### Given instruction 1
According to the article on the Lost Prospect premiere, how many writers created Lost Prospect?
### Given instruction 2
Take the records from their first line through the line containing "spin-icon[interactable]: ↔ xyxy=(781,312,788,322)", inclusive, and swap every "interactable" for "clickable". Return only those lines, with nothing else altered.

### Selected extract
=======

Ingenuity Premiere Driven By Technology and Culture of the Past
LOST IN REHEARSAL  Groom-ski Rob Mayes, bride Monique Askew, director Damien Gray.
LOST IN REHEARSAL Groom-ski Rob Mayes, bride Monique Askew, director Damien Gray.

City blocks buzzing with high-tech exhibits.

A carnival atmosphere. And the belief that technology can fuel and drive the future. Not so fast, hot-spot haunting Wired subscriber. We're talking about the Great Lakes Exposition, which took place in this very city in the 1930s — a sepia-toned precursor to the Technicolor explosion about to happen in downtown Cleveland under the zippier heading "Ingenuity Fest." The scale of the Great Lakes Exposition was more in league with a World's Fair. It even had an Aquacade that featured water ballet — but since none of the innovations introduced there was a time machine, you can't go check that out for yourself.

You can go see Lost Prospect, however. This textured, site-specific theatre experience commissioned for Ingenuity takes for its inspiration the events and icons of Cleveland's once-gilded industrial past, including the Great Lakes Exposition. It's staged at multiple old-timey sites in and around Prospect Avenue, including the Cleveland Trust building and the Old Arcade.

This history had the rust buffed off it by the five writers of Lost Prospect, who exhaustively researched the highs and lows of the city's industrial timeline before cobbling together the story of one Cleveland Everyman-ski. At this writing, a lot of the references to historical events have been scrapped, informing the text indirectly rather than showing up as actual plot points. It's probably just as well that the script isn't overburdened with historical footnotes, since audiences will no doubt find intellectual stimulation to the nth degree in the multiple performance sites and performance styles. Lost Prospect incorporates movement, music, a three-card monte charlatan and, yes children, even a rooftop poetry slam accompanied by percussion.

In addition to the dramaturgical impact of writers' repeated online visits to the Encyclopedia of Cleveland History (among many other sources), the production owes much of its artistic design to the presence of New York-based director Damien Gray, whose extensive resume includes work off Broadway and at the Sundance Theatre Lab. Gray is perhaps best known to local audiences as the director of Crowbar, a play by Obie-winning Cleveland native Mac Wellman and the first production staged in Cleveland Public Theatre's Gordon Square performance space.

"We wanted to create five different and distinct theatrical experiences. Each scene has a distinct tone," says Gray. "One can be lyrical and emotional without text. One can be a monologue. One can feature a lot of music."

But one of the first scenes of the play is old-school theatre conflict right out of classical Greece — the father-son confrontation scene. Stan Koszloski is only 12 years old when the play opens, but already knows he won't follow his Polish immigrant father into a life of nastily repetitive auto assembly work. He's more impressed with the radio and matinee jungle adventures of Tarzan, even though his dad insists that he embrace his industrial heritage and find value in the tangible goods he can make with his hands.

=======

### Provided material
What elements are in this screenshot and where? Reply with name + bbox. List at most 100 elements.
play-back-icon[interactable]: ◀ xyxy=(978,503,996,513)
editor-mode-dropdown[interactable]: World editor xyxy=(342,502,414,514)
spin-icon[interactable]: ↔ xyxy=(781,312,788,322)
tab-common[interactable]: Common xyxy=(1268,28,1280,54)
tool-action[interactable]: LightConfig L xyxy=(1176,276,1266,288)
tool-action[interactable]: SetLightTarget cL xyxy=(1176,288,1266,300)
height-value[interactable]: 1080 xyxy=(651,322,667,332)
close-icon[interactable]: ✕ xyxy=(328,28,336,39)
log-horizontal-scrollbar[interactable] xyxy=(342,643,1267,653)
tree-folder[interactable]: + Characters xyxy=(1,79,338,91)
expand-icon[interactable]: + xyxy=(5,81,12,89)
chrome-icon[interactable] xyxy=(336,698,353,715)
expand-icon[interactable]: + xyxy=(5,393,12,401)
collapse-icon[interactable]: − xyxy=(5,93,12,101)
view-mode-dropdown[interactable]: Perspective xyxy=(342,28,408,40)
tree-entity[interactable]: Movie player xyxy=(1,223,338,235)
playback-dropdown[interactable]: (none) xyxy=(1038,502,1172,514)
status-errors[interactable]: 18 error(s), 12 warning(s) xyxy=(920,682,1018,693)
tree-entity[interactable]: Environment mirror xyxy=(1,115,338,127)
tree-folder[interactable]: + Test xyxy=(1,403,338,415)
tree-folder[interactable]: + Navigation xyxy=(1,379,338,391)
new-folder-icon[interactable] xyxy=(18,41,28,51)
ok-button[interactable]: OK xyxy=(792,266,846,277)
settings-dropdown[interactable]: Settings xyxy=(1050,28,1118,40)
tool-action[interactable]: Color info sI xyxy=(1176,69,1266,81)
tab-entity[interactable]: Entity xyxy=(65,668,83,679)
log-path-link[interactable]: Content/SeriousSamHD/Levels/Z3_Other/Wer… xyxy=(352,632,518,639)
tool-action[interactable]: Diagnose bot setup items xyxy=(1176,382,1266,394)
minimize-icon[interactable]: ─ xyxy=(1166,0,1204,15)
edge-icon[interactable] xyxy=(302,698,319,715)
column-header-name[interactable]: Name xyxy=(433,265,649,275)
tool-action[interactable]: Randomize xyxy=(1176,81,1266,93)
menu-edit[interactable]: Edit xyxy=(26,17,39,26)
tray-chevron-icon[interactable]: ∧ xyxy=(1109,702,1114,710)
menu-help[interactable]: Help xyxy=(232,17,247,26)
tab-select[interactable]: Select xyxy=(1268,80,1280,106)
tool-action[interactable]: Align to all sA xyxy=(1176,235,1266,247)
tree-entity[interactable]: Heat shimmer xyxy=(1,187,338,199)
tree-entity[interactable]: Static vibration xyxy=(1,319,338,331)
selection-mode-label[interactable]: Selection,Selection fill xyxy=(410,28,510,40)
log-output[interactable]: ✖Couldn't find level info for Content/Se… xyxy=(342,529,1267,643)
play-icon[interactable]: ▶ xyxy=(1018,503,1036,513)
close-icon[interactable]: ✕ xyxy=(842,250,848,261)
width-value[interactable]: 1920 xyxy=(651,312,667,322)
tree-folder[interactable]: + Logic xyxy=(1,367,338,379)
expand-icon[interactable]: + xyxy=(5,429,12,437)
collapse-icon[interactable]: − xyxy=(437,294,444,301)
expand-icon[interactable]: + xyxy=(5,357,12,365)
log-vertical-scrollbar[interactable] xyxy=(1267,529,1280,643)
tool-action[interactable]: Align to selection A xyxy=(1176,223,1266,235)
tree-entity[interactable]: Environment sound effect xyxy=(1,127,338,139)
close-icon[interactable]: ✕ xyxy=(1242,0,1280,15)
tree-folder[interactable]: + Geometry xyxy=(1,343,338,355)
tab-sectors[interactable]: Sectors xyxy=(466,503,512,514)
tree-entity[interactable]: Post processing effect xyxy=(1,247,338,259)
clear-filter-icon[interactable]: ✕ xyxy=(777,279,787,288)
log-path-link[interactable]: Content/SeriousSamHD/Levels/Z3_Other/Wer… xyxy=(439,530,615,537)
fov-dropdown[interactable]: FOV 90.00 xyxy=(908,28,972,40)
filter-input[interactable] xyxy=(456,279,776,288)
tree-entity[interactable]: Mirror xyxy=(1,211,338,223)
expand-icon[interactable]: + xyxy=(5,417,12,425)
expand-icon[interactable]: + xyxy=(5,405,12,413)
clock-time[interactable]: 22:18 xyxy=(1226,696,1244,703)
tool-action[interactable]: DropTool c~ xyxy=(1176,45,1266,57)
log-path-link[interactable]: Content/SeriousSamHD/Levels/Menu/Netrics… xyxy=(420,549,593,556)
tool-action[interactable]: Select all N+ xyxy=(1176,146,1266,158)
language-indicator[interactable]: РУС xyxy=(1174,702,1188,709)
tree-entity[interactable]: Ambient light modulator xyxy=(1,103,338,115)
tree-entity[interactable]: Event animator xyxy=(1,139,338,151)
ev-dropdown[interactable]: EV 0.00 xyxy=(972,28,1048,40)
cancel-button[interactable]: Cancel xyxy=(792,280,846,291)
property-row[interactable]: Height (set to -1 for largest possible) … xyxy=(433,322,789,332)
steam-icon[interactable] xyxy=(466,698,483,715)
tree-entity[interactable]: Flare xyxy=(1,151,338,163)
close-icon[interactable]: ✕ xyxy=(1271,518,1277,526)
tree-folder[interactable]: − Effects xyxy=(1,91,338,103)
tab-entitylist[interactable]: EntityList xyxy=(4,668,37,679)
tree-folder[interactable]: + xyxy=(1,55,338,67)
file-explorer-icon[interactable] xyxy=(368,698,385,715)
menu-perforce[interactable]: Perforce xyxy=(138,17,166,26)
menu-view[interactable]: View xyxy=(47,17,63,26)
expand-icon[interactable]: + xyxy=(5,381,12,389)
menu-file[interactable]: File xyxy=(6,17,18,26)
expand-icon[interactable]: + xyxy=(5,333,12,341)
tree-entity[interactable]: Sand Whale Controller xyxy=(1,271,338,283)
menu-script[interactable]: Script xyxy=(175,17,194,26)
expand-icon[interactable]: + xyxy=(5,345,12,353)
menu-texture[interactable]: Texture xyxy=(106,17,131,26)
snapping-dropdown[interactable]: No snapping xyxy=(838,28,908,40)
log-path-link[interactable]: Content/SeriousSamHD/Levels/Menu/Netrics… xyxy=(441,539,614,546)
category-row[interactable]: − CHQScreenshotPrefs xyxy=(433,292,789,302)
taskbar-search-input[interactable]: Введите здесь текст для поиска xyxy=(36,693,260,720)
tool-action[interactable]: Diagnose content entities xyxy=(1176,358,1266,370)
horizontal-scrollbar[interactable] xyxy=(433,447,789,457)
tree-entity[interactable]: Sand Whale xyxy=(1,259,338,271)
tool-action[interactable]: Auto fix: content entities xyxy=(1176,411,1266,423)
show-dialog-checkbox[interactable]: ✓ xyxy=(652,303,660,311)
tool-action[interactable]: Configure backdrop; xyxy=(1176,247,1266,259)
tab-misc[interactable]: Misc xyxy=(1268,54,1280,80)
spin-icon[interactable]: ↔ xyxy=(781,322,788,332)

=======

### Expected output 1
Five

### Expected output 2
What elements are in this screenshot and where? Reply with name + bbox. List at most 100 elements.
play-back-icon[clickable]: ◀ xyxy=(978,503,996,513)
editor-mode-dropdown[clickable]: World editor xyxy=(342,502,414,514)
spin-icon[clickable]: ↔ xyxy=(781,312,788,322)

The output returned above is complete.